Work to complete: What follows are records. Restate all of them word for word.

Raw records
━━━━━━━━━━━━━━━━
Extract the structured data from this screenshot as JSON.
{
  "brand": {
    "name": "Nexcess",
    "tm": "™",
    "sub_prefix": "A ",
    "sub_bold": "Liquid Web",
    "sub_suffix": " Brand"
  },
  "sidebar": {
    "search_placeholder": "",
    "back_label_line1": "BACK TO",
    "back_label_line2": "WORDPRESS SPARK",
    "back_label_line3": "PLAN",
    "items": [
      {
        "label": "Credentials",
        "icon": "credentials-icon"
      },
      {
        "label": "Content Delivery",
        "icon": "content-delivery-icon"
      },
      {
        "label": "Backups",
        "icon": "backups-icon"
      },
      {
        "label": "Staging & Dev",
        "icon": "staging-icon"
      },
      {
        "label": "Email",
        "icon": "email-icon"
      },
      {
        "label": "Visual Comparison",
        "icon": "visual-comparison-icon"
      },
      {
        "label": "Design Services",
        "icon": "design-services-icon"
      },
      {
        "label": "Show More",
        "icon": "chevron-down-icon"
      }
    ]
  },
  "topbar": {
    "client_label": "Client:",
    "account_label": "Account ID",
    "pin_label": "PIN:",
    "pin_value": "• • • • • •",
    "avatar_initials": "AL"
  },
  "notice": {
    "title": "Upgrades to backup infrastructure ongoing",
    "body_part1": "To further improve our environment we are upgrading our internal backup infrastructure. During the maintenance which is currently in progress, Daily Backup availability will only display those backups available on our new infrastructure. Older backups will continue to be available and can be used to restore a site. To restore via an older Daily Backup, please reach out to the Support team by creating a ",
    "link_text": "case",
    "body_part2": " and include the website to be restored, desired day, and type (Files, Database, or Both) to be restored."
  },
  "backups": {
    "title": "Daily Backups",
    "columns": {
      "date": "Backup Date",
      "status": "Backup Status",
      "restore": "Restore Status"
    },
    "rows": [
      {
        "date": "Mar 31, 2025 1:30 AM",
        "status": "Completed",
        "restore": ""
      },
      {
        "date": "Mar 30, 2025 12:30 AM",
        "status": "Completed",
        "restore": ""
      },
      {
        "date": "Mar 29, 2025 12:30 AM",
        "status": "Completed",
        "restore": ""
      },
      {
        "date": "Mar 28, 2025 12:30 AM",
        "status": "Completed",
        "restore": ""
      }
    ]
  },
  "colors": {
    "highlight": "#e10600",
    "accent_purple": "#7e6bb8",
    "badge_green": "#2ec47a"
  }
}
━━━━━━━━━━━━━━━━
Result of this task:
Extract the structured data from this screenshot as JSON.
{
  "brand": {
    "name": "Nexcess",
    "tm": "™",
    "sub_prefix": "A ",
    "sub_bold": "Liquid Web",
    "sub_suffix": " Brand"
  },
  "sidebar": {
    "search_placeholder": "",
    "back_label_line1": "BACK TO",
    "back_label_line2": "WORDPRESS SPARK",
    "back_label_line3": "PLAN",
    "items": [
      {
        "label": "Credentials",
        "icon": "credentials-icon"
      },
      {
        "label": "Content Delivery",
        "icon": "content-delivery-icon"
      },
      {
        "label": "Backups",
        "icon": "backups-icon"
      },
      {
        "label": "Staging & Dev",
        "icon": "staging-icon"
      },
      {
        "label": "Email",
        "icon": "email-icon"
      },
      {
        "label": "Visual Comparison",
        "icon": "visual-comparison-icon"
      },
      {
        "label": "Design Services",
        "icon": "design-services-icon"
      },
      {
        "label": "Show More",
        "icon": "chevron-down-icon"
      }
    ]
  },
  "topbar": {
    "client_label": "Client:",
    "account_label": "Account ID",
    "pin_label": "PIN:",
    "pin_value": "• • • • • •",
    "avatar_initials": "AL"
  },
  "notice": {
    "title": "Upgrades to backup infrastructure ongoing",
    "body_part1": "To further improve our environment we are upgrading our internal backup infrastructure. During the maintenance which is currently in progress, Daily Backup availability will only display those backups available on our new infrastructure. Older backups will continue to be available and can be used to restore a site. To restore via an older Daily Backup, please reach out to the Support team by creating a ",
    "link_text": "case",
    "body_part2": " and include the website to be restored, desired day, and type (Files, Database, or Both) to be restored."
  },
  "backups": {
    "title": "Daily Backups",
    "columns": {
      "date": "Backup Date",
      "status": "Backup Status",
      "restore": "Restore Status"
    },
    "rows": [
      {
        "date": "Mar 31, 2025 1:30 AM",
        "status": "Completed",
        "restore": ""
      },
      {
        "date": "Mar 30, 2025 12:30 AM",
        "status": "Completed",
        "restore": ""
      },
      {
        "date": "Mar 29, 2025 12:30 AM",
        "status": "Completed",
        "restore": ""
      },
      {
        "date": "Mar 28, 2025 12:30 AM",
        "status": "Completed",
        "restore": ""
      }
    ]
  },
  "colors": {
    "highlight": "#e10600",
    "accent_purple": "#7e6bb8",
    "badge_green": "#2ec47a"
  }
}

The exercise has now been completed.